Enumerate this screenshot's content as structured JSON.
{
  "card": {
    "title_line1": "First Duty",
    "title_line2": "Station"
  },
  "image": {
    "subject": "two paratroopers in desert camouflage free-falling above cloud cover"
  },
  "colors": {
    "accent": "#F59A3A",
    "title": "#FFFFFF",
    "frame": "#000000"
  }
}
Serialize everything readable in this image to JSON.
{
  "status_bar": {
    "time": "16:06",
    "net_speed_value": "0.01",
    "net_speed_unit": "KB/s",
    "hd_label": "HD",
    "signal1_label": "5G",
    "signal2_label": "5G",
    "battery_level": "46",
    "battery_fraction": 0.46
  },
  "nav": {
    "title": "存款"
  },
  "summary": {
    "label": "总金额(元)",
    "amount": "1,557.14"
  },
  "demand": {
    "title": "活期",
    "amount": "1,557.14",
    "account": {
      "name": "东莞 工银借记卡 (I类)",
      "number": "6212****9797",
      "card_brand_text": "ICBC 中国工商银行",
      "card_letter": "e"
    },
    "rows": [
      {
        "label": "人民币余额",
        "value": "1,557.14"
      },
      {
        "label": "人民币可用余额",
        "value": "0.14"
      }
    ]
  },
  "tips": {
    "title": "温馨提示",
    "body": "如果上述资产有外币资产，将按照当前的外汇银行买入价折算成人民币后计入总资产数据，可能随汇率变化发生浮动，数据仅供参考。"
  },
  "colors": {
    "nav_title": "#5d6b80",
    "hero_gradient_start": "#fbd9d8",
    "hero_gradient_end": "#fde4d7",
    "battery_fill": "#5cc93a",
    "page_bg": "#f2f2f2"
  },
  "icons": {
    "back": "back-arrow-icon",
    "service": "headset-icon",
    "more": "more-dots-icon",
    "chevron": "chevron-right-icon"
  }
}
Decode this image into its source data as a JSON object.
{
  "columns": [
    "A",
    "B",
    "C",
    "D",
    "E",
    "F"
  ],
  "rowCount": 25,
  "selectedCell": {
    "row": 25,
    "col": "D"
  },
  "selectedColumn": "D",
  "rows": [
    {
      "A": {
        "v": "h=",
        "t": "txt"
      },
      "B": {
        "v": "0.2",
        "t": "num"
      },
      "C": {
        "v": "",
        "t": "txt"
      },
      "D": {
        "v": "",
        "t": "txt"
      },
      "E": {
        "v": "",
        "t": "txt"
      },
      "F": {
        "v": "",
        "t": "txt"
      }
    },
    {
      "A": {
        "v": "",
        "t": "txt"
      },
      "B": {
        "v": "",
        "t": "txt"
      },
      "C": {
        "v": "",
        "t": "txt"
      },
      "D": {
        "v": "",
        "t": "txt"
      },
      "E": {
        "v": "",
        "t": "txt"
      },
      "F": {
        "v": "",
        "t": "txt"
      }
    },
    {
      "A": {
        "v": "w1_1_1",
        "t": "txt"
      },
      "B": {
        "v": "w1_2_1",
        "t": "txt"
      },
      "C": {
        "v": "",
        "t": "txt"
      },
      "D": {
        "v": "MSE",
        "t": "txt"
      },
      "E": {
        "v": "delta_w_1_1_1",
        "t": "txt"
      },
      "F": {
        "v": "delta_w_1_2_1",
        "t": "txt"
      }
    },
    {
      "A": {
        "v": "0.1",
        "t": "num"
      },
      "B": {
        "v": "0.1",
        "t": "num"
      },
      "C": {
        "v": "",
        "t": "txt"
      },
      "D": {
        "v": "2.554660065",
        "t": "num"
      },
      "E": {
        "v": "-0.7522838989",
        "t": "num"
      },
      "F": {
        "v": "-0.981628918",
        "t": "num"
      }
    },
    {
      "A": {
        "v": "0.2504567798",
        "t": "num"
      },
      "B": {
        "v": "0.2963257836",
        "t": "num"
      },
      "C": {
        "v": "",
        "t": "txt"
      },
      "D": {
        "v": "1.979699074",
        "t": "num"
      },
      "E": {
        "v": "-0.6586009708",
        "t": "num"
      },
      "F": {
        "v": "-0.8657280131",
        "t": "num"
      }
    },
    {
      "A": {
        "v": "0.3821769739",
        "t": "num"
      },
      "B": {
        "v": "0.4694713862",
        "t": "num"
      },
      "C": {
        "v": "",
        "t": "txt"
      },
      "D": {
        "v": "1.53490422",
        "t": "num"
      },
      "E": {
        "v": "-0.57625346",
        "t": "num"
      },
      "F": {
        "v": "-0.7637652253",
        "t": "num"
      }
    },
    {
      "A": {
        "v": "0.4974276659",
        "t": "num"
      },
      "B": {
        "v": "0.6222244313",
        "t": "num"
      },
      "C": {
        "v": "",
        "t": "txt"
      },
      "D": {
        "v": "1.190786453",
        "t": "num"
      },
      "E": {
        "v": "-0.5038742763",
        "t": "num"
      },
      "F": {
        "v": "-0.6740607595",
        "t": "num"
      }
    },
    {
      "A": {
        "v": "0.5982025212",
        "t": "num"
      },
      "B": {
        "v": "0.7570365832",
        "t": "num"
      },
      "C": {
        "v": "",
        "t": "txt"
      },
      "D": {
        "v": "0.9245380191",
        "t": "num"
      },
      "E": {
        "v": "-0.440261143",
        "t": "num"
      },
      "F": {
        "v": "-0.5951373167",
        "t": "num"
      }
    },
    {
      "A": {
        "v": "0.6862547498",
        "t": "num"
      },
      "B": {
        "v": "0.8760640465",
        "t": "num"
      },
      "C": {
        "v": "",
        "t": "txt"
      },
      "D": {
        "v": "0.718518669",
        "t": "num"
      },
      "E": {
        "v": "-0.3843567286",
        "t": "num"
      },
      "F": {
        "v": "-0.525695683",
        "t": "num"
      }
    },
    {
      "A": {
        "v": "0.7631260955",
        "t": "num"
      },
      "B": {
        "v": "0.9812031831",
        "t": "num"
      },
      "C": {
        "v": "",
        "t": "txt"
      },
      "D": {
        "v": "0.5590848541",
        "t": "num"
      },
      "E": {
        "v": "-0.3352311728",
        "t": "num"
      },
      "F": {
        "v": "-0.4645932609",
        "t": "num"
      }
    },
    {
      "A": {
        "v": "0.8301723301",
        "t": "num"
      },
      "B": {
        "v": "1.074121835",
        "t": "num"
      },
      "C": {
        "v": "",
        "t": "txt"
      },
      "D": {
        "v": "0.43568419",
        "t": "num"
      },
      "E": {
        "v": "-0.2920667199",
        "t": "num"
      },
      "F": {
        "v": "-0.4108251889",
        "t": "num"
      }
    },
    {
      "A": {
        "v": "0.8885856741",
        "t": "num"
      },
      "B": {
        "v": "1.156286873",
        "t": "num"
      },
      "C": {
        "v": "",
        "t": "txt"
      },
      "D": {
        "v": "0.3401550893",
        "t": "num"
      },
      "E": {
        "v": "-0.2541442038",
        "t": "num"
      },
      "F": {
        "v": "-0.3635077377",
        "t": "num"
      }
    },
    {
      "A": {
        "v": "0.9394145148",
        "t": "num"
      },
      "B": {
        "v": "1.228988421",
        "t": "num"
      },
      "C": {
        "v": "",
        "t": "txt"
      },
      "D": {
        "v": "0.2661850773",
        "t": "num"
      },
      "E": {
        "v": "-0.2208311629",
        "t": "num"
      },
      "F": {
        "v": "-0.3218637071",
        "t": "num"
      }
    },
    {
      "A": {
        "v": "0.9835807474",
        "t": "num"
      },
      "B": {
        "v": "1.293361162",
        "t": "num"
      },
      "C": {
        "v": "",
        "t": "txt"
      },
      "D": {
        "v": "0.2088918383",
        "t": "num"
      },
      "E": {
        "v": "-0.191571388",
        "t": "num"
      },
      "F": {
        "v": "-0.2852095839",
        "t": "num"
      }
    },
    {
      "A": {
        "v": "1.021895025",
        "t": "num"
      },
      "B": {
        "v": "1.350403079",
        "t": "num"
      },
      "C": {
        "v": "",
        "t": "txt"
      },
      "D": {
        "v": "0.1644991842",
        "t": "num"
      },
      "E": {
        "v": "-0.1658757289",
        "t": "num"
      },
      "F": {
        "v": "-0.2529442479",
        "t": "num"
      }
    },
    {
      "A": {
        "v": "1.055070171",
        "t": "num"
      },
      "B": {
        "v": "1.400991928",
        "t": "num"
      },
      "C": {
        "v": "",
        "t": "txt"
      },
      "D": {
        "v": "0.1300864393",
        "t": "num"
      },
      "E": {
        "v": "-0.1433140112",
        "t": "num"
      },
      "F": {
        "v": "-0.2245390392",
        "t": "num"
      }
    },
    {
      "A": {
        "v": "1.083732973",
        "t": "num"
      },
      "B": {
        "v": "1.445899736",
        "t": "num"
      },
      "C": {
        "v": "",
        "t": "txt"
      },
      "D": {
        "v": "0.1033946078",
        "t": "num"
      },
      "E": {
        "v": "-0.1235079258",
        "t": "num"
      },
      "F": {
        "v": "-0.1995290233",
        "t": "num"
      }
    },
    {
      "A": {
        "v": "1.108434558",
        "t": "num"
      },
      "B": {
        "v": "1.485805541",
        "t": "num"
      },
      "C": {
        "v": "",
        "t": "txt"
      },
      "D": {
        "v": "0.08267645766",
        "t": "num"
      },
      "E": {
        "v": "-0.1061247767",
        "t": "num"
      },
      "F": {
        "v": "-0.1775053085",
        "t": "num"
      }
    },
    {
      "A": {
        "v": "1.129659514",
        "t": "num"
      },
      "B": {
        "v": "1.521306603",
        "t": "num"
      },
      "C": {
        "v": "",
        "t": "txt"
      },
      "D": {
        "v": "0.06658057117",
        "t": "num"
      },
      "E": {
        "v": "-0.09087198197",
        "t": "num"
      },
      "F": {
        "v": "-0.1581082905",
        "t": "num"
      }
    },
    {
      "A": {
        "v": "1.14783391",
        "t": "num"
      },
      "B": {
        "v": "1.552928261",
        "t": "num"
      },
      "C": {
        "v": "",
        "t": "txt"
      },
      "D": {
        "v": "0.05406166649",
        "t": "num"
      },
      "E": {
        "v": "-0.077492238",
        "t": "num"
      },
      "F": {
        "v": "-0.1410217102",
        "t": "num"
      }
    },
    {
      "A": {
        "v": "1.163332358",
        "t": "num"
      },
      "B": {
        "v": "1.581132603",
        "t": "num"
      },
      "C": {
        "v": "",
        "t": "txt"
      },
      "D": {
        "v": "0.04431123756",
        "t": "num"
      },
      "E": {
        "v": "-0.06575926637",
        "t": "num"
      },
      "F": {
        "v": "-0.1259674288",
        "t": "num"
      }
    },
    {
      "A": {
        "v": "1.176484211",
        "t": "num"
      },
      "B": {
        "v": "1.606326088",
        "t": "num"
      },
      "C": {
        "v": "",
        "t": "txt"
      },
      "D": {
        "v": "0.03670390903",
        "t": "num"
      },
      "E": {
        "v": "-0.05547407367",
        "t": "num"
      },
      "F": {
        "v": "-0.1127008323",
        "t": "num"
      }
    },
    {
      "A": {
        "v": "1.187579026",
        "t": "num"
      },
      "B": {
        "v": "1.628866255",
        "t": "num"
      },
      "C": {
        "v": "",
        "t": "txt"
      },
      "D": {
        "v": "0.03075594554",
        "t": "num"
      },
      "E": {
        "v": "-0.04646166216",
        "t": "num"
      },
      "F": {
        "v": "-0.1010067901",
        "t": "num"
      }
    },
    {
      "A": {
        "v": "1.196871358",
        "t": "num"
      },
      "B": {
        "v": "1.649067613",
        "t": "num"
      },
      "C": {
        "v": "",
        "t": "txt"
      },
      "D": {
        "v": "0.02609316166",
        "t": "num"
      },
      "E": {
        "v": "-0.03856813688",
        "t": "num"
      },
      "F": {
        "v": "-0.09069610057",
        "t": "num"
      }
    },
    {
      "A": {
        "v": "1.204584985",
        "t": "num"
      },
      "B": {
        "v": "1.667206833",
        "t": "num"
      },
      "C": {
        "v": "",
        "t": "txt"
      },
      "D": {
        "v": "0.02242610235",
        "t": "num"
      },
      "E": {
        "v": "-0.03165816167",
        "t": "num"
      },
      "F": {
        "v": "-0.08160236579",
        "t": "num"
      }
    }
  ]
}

*What to do*
In the records above, find each line with the word "image" and copy it.

*Exercise answer*
  "image": {
Serialize everything readable in this image to JSON.
Decode this image into its source data as a JSON object.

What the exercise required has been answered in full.